> **Exercise inputs**
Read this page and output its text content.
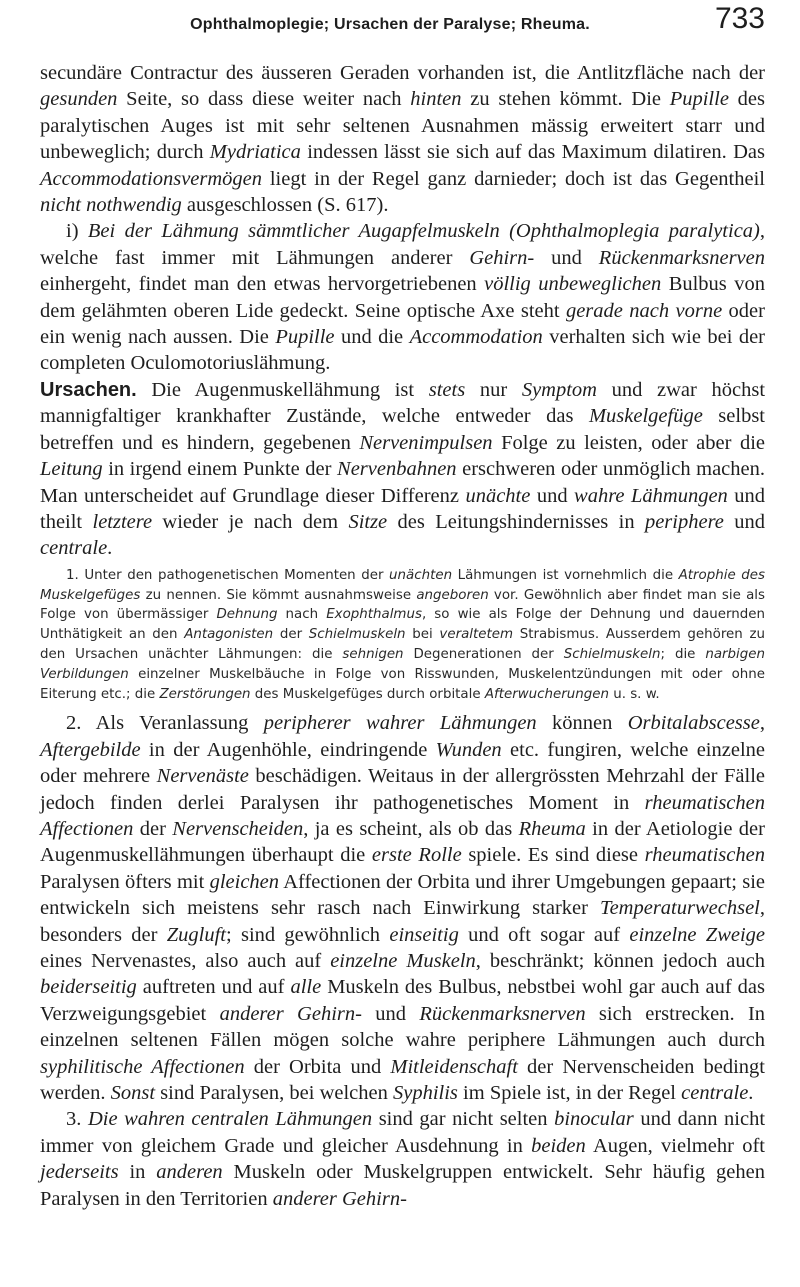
Ophthalmoplegie; Ursachen der Paralyse; Rheuma.	733

secundäre Contractur des äusseren Geraden vorhanden ist, die Antlitzfläche nach der gesunden Seite, so dass diese weiter nach hinten zu stehen kömmt. Die Pupille des paralytischen Auges ist mit sehr seltenen Ausnahmen mässig erweitert starr und unbeweglich; durch Mydriatica indessen lässt sie sich auf das Maximum dilatiren. Das Accommodationsvermögen liegt in der Regel ganz darnieder; doch ist das Gegentheil nicht nothwendig ausgeschlossen (S. 617).

i) Bei der Lähmung sämmtlicher Augapfelmuskeln (Ophthalmoplegia paralytica), welche fast immer mit Lähmungen anderer Gehirn- und Rückenmarksnerven einhergeht, findet man den etwas hervorgetriebenen völlig unbeweglichen Bulbus von dem gelähmten oberen Lide gedeckt. Seine optische Axe steht gerade nach vorne oder ein wenig nach aussen. Die Pupille und die Accommodation verhalten sich wie bei der completen Oculomotoriuslähmung.

Ursachen. Die Augenmuskellähmung ist stets nur Symptom und zwar höchst mannigfaltiger krankhafter Zustände, welche entweder das Muskelgefüge selbst betreffen und es hindern, gegebenen Nervenimpulsen Folge zu leisten, oder aber die Leitung in irgend einem Punkte der Nervenbahnen erschweren oder unmöglich machen. Man unterscheidet auf Grundlage dieser Differenz unächte und wahre Lähmungen und theilt letztere wieder je nach dem Sitze des Leitungshindernisses in periphere und centrale.

1. Unter den pathogenetischen Momenten der unächten Lähmungen ist vornehmlich die Atrophie des Muskelgefüges zu nennen. Sie kömmt ausnahmsweise angeboren vor. Gewöhnlich aber findet man sie als Folge von übermässiger Dehnung nach Exophthalmus, so wie als Folge der Dehnung und dauernden Unthätigkeit an den Antagonisten der Schielmuskeln bei veraltetem Strabismus. Ausserdem gehören zu den Ursachen unächter Lähmungen: die sehnigen Degenerationen der Schielmuskeln; die narbigen Verbildungen einzelner Muskelbäuche in Folge von Risswunden, Muskelentzündungen mit oder ohne Eiterung etc.; die Zerstörungen des Muskelgefüges durch orbitale Afterwucherungen u. s. w.

2. Als Veranlassung peripherer wahrer Lähmungen können Orbitalabscesse, Aftergebilde in der Augenhöhle, eindringende Wunden etc. fungiren, welche einzelne oder mehrere Nervenäste beschädigen. Weitaus in der allergrössten Mehrzahl der Fälle jedoch finden derlei Paralysen ihr pathogenetisches Moment in rheumatischen Affectionen der Nervenscheiden, ja es scheint, als ob das Rheuma in der Aetiologie der Augenmuskellähmungen überhaupt die erste Rolle spiele. Es sind diese rheumatischen Paralysen öfters mit gleichen Affectionen der Orbita und ihrer Umgebungen gepaart; sie entwickeln sich meistens sehr rasch nach Einwirkung starker Temperaturwechsel, besonders der Zugluft; sind gewöhnlich einseitig und oft sogar auf einzelne Zweige eines Nervenastes, also auch auf einzelne Muskeln, beschränkt; können jedoch auch beiderseitig auftreten und auf alle Muskeln des Bulbus, nebstbei wohl gar auch auf das Verzweigungsgebiet anderer Gehirn- und Rückenmarksnerven sich erstrecken. In einzelnen seltenen Fällen mögen solche wahre periphere Lähmungen auch durch syphilitische Affectionen der Orbita und Mitleidenschaft der Nervenscheiden bedingt werden. Sonst sind Paralysen, bei welchen Syphilis im Spiele ist, in der Regel centrale.

3. Die wahren centralen Lähmungen sind gar nicht selten binocular und dann nicht immer von gleichem Grade und gleicher Ausdehnung in beiden Augen, vielmehr oft jederseits in anderen Muskeln oder Muskelgruppen entwickelt. Sehr häufig gehen Paralysen in den Territorien anderer Gehirn-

> **What to produce**
Could you transcribe the material above exactly, keeping every picture out?

> **Result below**
Read this page and output its text content.
Ophthalmoplegie; Ursachen der Paralyse; Rheuma.	733

secundäre Contractur des äusseren Geraden vorhanden ist, die Antlitzfläche nach der gesunden Seite, so dass diese weiter nach hinten zu stehen kömmt. Die Pupille des paralytischen Auges ist mit sehr seltenen Ausnahmen mässig erweitert starr und unbeweglich; durch Mydriatica indessen lässt sie sich auf das Maximum dilatiren. Das Accommodationsvermögen liegt in der Regel ganz darnieder; doch ist das Gegentheil nicht nothwendig ausgeschlossen (S. 617).

i) Bei der Lähmung sämmtlicher Augapfelmuskeln (Ophthalmoplegia paralytica), welche fast immer mit Lähmungen anderer Gehirn- und Rückenmarksnerven einhergeht, findet man den etwas hervorgetriebenen völlig unbeweglichen Bulbus von dem gelähmten oberen Lide gedeckt. Seine optische Axe steht gerade nach vorne oder ein wenig nach aussen. Die Pupille und die Accommodation verhalten sich wie bei der completen Oculomotoriuslähmung.

Ursachen. Die Augenmuskellähmung ist stets nur Symptom und zwar höchst mannigfaltiger krankhafter Zustände, welche entweder das Muskelgefüge selbst betreffen und es hindern, gegebenen Nervenimpulsen Folge zu leisten, oder aber die Leitung in irgend einem Punkte der Nervenbahnen erschweren oder unmöglich machen. Man unterscheidet auf Grundlage dieser Differenz unächte und wahre Lähmungen und theilt letztere wieder je nach dem Sitze des Leitungshindernisses in periphere und centrale.

1. Unter den pathogenetischen Momenten der unächten Lähmungen ist vornehmlich die Atrophie des Muskelgefüges zu nennen. Sie kömmt ausnahmsweise angeboren vor. Gewöhnlich aber findet man sie als Folge von übermässiger Dehnung nach Exophthalmus, so wie als Folge der Dehnung und dauernden Unthätigkeit an den Antagonisten der Schielmuskeln bei veraltetem Strabismus. Ausserdem gehören zu den Ursachen unächter Lähmungen: die sehnigen Degenerationen der Schielmuskeln; die narbigen Verbildungen einzelner Muskelbäuche in Folge von Risswunden, Muskelentzündungen mit oder ohne Eiterung etc.; die Zerstörungen des Muskelgefüges durch orbitale Afterwucherungen u. s. w.

2. Als Veranlassung peripherer wahrer Lähmungen können Orbitalabscesse, Aftergebilde in der Augenhöhle, eindringende Wunden etc. fungiren, welche einzelne oder mehrere Nervenäste beschädigen. Weitaus in der allergrössten Mehrzahl der Fälle jedoch finden derlei Paralysen ihr pathogenetisches Moment in rheumatischen Affectionen der Nervenscheiden, ja es scheint, als ob das Rheuma in der Aetiologie der Augenmuskellähmungen überhaupt die erste Rolle spiele. Es sind diese rheumatischen Paralysen öfters mit gleichen Affectionen der Orbita und ihrer Umgebungen gepaart; sie entwickeln sich meistens sehr rasch nach Einwirkung starker Temperaturwechsel, besonders der Zugluft; sind gewöhnlich einseitig und oft sogar auf einzelne Zweige eines Nervenastes, also auch auf einzelne Muskeln, beschränkt; können jedoch auch beiderseitig auftreten und auf alle Muskeln des Bulbus, nebstbei wohl gar auch auf das Verzweigungsgebiet anderer Gehirn- und Rückenmarksnerven sich erstrecken. In einzelnen seltenen Fällen mögen solche wahre periphere Lähmungen auch durch syphilitische Affectionen der Orbita und Mitleidenschaft der Nervenscheiden bedingt werden. Sonst sind Paralysen, bei welchen Syphilis im Spiele ist, in der Regel centrale.

3. Die wahren centralen Lähmungen sind gar nicht selten binocular und dann nicht immer von gleichem Grade und gleicher Ausdehnung in beiden Augen, vielmehr oft jederseits in anderen Muskeln oder Muskelgruppen entwickelt. Sehr häufig gehen Paralysen in den Territorien anderer Gehirn-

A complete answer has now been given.